## Task requirements
Scan the lines below for the string "οὗτοι" and copy every one that has it.

Extracted records:

☆ ☆ ☆ ☆ ☆

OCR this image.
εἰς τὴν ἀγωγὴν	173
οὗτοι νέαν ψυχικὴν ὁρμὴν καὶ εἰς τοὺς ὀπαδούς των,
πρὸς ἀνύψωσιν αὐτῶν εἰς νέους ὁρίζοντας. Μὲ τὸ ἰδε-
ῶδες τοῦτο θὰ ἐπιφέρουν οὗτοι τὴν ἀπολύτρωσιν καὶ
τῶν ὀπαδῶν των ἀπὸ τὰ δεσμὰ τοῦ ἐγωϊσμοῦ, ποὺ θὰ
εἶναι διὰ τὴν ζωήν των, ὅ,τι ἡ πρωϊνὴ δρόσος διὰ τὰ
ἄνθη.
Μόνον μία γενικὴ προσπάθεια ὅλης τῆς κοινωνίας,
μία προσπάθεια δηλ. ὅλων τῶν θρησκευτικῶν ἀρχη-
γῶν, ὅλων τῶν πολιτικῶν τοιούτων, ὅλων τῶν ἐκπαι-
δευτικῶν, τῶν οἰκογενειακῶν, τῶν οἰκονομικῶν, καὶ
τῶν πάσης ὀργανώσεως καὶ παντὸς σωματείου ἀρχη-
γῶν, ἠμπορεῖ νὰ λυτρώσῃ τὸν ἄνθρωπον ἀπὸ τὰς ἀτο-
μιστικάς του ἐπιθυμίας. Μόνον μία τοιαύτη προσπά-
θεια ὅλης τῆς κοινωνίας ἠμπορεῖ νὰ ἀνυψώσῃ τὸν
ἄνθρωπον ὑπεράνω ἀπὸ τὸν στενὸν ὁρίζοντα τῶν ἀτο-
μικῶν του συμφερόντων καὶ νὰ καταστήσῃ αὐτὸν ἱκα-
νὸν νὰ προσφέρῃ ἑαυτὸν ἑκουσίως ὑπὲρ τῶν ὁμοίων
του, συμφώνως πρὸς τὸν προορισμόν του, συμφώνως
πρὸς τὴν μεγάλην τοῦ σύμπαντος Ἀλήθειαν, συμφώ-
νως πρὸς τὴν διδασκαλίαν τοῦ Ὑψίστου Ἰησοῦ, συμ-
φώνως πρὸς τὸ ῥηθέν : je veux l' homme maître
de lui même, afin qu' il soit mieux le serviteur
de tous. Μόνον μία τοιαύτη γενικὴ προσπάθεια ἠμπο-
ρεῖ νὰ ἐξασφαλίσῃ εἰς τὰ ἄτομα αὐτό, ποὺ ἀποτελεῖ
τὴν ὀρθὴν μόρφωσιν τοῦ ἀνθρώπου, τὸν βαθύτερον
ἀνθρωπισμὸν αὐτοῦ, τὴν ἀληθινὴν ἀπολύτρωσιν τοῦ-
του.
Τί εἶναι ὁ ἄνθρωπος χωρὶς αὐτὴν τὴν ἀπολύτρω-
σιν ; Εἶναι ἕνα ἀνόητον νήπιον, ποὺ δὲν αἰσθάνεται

☆ ☆ ☆ ☆ ☆

## In response
οὗτοι νέαν ψυχικὴν ὁρμὴν καὶ εἰς τοὺς ὀπαδούς των,
ῶδες τοῦτο θὰ ἐπιφέρουν οὗτοι τὴν ἀπολύτρωσιν καὶ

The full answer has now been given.